*Directive:* A faithful transcription of all the data is required.

-*-*-

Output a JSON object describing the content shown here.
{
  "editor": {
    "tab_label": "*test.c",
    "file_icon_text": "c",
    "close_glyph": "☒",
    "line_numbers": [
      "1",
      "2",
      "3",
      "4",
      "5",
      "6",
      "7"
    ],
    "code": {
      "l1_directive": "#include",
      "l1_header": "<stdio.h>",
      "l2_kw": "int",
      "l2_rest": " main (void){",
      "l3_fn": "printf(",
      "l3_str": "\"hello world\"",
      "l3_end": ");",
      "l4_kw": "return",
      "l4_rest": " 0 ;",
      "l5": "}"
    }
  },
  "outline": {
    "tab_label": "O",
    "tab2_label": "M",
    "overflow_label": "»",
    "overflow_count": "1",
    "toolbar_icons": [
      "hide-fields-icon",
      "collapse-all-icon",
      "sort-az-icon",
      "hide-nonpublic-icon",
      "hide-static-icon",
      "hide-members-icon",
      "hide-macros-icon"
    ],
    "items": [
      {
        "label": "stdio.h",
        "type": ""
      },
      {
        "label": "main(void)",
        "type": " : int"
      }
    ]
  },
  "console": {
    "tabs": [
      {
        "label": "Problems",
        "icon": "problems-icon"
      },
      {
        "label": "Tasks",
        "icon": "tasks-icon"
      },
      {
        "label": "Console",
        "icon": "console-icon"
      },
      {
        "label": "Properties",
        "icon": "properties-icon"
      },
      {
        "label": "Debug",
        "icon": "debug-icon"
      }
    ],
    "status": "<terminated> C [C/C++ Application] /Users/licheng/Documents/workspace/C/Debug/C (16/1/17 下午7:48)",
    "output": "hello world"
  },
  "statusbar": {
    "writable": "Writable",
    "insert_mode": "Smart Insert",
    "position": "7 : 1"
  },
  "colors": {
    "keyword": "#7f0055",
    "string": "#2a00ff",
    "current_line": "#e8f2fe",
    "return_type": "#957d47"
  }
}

-*-*-

*Result of the exercise:*
Output a JSON object describing the content shown here.
{
  "editor": {
    "tab_label": "*test.c",
    "file_icon_text": "c",
    "close_glyph": "☒",
    "line_numbers": [
      "1",
      "2",
      "3",
      "4",
      "5",
      "6",
      "7"
    ],
    "code": {
      "l1_directive": "#include",
      "l1_header": "<stdio.h>",
      "l2_kw": "int",
      "l2_rest": " main (void){",
      "l3_fn": "printf(",
      "l3_str": "\"hello world\"",
      "l3_end": ");",
      "l4_kw": "return",
      "l4_rest": " 0 ;",
      "l5": "}"
    }
  },
  "outline": {
    "tab_label": "O",
    "tab2_label": "M",
    "overflow_label": "»",
    "overflow_count": "1",
    "toolbar_icons": [
      "hide-fields-icon",
      "collapse-all-icon",
      "sort-az-icon",
      "hide-nonpublic-icon",
      "hide-static-icon",
      "hide-members-icon",
      "hide-macros-icon"
    ],
    "items": [
      {
        "label": "stdio.h",
        "type": ""
      },
      {
        "label": "main(void)",
        "type": " : int"
      }
    ]
  },
  "console": {
    "tabs": [
      {
        "label": "Problems",
        "icon": "problems-icon"
      },
      {
        "label": "Tasks",
        "icon": "tasks-icon"
      },
      {
        "label": "Console",
        "icon": "console-icon"
      },
      {
        "label": "Properties",
        "icon": "properties-icon"
      },
      {
        "label": "Debug",
        "icon": "debug-icon"
      }
    ],
    "status": "<terminated> C [C/C++ Application] /Users/licheng/Documents/workspace/C/Debug/C (16/1/17 下午7:48)",
    "output": "hello world"
  },
  "statusbar": {
    "writable": "Writable",
    "insert_mode": "Smart Insert",
    "position": "7 : 1"
  },
  "colors": {
    "keyword": "#7f0055",
    "string": "#2a00ff",
    "current_line": "#e8f2fe",
    "return_type": "#957d47"
  }
}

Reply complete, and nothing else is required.